Data items

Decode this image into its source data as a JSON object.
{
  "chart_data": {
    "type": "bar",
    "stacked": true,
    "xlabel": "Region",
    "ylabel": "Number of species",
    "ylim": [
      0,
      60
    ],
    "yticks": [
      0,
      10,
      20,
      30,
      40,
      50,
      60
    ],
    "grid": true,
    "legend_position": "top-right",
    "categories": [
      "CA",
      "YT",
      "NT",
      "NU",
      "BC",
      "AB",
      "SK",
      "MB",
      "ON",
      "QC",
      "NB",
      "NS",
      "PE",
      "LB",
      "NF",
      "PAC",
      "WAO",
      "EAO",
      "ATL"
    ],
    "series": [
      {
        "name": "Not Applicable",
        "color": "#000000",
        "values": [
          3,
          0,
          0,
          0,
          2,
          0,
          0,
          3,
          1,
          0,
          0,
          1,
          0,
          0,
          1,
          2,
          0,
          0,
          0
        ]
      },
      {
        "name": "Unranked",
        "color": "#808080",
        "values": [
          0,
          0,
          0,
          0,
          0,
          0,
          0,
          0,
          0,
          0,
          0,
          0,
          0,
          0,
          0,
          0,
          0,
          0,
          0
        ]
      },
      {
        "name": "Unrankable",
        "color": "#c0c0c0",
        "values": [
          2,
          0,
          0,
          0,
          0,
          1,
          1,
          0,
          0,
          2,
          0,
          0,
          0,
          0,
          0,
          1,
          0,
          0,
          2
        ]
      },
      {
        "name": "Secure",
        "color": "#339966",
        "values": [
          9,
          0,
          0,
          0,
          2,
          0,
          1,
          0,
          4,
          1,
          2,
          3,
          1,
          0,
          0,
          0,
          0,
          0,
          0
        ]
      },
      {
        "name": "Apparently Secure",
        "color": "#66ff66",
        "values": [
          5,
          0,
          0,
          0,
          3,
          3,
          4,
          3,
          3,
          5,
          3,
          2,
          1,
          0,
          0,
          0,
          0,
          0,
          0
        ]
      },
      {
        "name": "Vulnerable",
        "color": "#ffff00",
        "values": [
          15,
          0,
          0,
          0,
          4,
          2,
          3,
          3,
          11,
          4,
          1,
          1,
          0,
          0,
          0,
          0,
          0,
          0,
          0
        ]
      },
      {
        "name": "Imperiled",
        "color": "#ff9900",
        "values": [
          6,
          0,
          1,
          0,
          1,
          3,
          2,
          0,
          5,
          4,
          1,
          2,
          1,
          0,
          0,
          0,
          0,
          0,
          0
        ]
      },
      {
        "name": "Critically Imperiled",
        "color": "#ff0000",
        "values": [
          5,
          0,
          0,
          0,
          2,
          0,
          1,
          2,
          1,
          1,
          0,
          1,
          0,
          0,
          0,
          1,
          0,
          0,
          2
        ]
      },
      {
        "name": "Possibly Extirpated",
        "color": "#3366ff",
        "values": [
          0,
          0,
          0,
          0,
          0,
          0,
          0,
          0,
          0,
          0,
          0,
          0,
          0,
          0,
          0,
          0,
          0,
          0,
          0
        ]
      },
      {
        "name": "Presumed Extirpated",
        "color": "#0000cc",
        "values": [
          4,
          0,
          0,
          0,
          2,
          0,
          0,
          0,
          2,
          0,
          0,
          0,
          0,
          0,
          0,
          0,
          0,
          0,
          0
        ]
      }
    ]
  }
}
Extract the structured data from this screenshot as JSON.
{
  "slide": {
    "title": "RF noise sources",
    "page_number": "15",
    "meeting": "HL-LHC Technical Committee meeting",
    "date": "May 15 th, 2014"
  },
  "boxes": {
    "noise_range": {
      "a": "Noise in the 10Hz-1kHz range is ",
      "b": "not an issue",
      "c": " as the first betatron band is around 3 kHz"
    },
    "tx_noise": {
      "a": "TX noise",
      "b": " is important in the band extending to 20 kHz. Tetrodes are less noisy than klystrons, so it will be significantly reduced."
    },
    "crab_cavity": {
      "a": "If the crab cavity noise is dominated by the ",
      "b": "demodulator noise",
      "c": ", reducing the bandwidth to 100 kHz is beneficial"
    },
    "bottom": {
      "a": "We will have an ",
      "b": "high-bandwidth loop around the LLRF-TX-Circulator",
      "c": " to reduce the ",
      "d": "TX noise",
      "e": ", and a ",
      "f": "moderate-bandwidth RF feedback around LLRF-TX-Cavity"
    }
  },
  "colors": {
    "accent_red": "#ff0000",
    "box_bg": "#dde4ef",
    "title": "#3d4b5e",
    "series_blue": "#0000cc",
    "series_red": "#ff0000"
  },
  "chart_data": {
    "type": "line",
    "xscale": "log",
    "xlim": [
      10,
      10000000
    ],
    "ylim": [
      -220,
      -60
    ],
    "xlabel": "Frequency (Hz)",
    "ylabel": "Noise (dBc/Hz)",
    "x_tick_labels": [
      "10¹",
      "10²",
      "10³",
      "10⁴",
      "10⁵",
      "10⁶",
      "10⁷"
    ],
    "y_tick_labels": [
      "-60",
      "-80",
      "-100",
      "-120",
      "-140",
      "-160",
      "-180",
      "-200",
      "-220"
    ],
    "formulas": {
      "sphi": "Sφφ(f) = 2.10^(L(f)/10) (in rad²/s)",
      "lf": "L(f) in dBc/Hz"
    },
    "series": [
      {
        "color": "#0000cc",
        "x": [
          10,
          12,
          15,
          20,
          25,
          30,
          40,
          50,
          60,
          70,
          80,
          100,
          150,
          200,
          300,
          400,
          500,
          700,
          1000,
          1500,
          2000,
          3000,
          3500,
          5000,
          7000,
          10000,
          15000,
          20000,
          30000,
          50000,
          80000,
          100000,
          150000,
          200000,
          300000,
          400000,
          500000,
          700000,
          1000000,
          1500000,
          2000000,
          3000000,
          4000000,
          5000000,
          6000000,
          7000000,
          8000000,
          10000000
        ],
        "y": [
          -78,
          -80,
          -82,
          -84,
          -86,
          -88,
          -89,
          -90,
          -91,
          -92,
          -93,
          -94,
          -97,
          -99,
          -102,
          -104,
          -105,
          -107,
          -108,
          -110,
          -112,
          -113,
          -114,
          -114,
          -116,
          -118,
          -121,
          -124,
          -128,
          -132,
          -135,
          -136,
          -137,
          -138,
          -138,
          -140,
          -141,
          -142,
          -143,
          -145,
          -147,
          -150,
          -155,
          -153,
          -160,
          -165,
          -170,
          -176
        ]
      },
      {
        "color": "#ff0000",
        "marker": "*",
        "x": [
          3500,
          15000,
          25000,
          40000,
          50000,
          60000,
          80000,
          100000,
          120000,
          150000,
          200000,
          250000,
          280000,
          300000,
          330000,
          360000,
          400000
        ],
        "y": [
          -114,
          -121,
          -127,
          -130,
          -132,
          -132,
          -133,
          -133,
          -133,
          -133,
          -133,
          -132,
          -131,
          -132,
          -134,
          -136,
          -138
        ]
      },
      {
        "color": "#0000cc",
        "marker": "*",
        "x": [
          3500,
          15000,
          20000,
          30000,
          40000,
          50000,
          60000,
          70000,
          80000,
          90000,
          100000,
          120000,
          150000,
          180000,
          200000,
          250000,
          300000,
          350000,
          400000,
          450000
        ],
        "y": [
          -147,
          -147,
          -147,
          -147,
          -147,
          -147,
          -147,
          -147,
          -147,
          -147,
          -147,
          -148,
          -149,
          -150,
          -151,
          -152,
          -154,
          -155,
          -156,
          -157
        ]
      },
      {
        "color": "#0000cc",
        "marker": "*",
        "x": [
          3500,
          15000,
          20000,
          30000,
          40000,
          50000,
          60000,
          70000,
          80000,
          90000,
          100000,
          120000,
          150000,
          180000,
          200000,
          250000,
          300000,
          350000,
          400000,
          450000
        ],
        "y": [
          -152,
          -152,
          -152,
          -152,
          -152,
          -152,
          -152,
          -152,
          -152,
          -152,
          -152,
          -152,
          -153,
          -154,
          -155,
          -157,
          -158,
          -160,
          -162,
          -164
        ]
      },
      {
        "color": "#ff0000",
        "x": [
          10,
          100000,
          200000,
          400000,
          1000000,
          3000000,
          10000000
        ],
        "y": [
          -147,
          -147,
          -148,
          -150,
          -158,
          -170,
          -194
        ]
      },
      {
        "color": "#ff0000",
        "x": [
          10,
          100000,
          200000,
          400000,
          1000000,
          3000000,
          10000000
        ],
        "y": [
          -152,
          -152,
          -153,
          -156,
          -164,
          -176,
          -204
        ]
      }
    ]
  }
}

▸ **SHORT EXERCISE**: Which lines include "title"? Copy each of them out.

▸ **COMPLETED TASK**:
    "title": "RF noise sources",
    "title": "#3d4b5e",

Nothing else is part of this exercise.